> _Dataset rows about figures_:
*-*-*
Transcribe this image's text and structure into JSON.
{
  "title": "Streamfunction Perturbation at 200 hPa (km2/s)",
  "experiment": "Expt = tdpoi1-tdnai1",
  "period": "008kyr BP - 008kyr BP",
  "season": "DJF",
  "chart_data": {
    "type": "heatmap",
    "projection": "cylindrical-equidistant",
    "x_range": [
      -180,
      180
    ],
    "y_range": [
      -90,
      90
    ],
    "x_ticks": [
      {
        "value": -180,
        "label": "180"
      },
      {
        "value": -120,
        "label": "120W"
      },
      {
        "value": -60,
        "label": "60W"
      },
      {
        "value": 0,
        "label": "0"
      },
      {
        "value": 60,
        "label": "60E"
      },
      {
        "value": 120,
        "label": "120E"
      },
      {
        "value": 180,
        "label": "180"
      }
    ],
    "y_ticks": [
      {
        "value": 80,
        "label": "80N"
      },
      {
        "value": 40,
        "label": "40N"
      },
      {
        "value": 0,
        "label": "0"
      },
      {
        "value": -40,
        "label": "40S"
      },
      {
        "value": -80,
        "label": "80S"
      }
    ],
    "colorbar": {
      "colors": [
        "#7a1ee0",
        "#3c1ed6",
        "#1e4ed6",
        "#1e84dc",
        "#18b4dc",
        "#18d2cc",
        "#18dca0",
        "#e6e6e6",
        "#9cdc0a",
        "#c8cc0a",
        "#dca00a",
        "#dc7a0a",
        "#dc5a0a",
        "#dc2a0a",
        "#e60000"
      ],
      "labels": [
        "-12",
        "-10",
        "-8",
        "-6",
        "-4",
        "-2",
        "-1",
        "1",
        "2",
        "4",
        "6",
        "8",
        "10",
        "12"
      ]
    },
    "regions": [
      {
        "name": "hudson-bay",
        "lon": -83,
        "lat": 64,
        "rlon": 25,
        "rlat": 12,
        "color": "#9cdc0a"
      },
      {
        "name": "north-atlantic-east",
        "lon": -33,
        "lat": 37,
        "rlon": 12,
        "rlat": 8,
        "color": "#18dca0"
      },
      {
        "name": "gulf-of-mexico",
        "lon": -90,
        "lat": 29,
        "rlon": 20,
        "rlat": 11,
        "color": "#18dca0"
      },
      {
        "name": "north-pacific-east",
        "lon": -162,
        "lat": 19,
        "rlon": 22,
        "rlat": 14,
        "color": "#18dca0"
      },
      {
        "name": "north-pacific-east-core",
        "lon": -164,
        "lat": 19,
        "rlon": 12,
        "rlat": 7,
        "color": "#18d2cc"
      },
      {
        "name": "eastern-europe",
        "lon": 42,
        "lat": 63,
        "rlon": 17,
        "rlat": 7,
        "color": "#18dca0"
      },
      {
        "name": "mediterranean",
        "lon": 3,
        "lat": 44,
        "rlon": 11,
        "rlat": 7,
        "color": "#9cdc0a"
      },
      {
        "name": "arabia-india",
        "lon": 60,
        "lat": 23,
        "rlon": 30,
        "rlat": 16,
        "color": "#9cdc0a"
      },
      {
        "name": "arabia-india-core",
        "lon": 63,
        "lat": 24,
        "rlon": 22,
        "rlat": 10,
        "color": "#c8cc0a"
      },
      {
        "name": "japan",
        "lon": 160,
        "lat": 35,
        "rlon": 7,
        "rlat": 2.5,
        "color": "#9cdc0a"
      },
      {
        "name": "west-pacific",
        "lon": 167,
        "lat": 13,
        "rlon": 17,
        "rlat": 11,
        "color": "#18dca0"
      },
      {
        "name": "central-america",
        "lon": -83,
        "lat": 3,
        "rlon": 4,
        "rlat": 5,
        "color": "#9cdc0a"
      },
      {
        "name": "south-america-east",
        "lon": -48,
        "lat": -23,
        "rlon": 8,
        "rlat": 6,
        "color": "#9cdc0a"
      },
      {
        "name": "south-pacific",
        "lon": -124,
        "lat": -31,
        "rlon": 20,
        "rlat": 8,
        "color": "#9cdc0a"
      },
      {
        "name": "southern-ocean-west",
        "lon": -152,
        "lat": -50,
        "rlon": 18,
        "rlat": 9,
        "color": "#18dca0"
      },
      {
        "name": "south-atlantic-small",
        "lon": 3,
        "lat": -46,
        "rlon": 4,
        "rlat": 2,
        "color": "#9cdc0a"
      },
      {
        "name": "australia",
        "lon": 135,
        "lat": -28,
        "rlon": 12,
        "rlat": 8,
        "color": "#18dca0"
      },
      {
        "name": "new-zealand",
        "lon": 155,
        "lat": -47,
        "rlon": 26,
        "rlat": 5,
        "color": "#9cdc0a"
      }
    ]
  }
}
*-*-*
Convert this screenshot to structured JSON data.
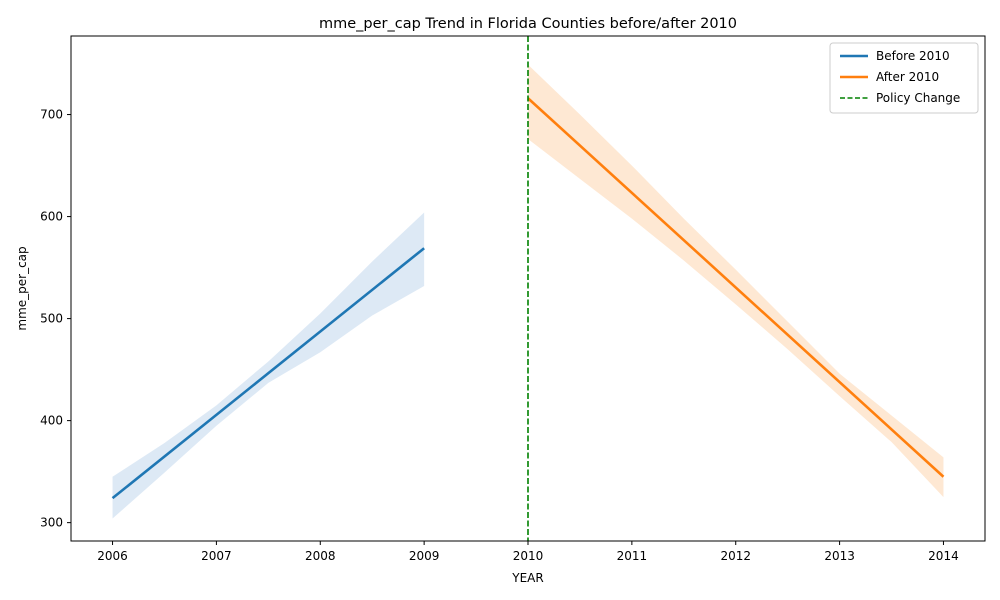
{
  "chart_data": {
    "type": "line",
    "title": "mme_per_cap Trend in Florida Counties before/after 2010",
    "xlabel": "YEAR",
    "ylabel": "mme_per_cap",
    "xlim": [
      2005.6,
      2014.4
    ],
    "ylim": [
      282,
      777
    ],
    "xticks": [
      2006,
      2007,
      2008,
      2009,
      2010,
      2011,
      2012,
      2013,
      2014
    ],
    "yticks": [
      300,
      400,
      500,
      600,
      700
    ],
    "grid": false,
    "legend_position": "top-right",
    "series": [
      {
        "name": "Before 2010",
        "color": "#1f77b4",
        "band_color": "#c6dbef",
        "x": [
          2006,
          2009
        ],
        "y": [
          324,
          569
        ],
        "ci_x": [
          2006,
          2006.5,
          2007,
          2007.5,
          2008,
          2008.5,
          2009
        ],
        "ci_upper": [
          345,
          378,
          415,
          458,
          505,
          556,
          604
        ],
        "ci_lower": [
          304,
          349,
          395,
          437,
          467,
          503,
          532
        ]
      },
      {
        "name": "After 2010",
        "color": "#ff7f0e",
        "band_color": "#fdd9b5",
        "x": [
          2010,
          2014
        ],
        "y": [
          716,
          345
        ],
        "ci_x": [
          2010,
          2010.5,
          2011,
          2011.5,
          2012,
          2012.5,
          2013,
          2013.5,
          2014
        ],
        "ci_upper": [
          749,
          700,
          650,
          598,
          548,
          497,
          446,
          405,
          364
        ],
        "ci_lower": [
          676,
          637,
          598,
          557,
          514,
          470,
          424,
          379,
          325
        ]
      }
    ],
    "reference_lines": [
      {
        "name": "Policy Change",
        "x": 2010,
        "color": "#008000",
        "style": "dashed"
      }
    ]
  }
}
*-*-*
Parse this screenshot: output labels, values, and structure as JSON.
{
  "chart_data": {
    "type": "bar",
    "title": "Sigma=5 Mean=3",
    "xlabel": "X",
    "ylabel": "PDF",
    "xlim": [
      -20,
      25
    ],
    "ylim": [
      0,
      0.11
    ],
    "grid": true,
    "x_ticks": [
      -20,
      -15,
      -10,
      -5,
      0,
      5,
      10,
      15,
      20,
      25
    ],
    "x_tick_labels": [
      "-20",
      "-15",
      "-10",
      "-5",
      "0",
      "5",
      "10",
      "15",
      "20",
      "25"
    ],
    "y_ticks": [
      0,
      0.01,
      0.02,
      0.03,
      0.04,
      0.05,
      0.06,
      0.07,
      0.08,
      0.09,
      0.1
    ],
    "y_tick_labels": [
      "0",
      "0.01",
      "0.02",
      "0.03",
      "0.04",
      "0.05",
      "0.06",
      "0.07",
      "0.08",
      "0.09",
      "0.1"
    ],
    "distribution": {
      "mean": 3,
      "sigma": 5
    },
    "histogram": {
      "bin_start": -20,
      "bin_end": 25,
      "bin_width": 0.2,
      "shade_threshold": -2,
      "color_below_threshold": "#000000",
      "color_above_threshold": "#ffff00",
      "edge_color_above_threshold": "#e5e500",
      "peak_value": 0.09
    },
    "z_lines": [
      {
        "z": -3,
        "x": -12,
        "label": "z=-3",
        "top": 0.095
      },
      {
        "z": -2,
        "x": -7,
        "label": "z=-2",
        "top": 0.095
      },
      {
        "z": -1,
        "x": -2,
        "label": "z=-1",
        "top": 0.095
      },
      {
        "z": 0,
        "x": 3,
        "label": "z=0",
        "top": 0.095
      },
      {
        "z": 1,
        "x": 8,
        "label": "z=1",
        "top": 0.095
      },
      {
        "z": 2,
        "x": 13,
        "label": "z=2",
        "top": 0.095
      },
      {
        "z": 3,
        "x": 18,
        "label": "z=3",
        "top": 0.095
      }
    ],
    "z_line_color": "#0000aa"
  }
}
*-*-*
> _Task statement_: Only a number is wanted: how many lines contain the word "atlantic"?

> _Complete answer_: 2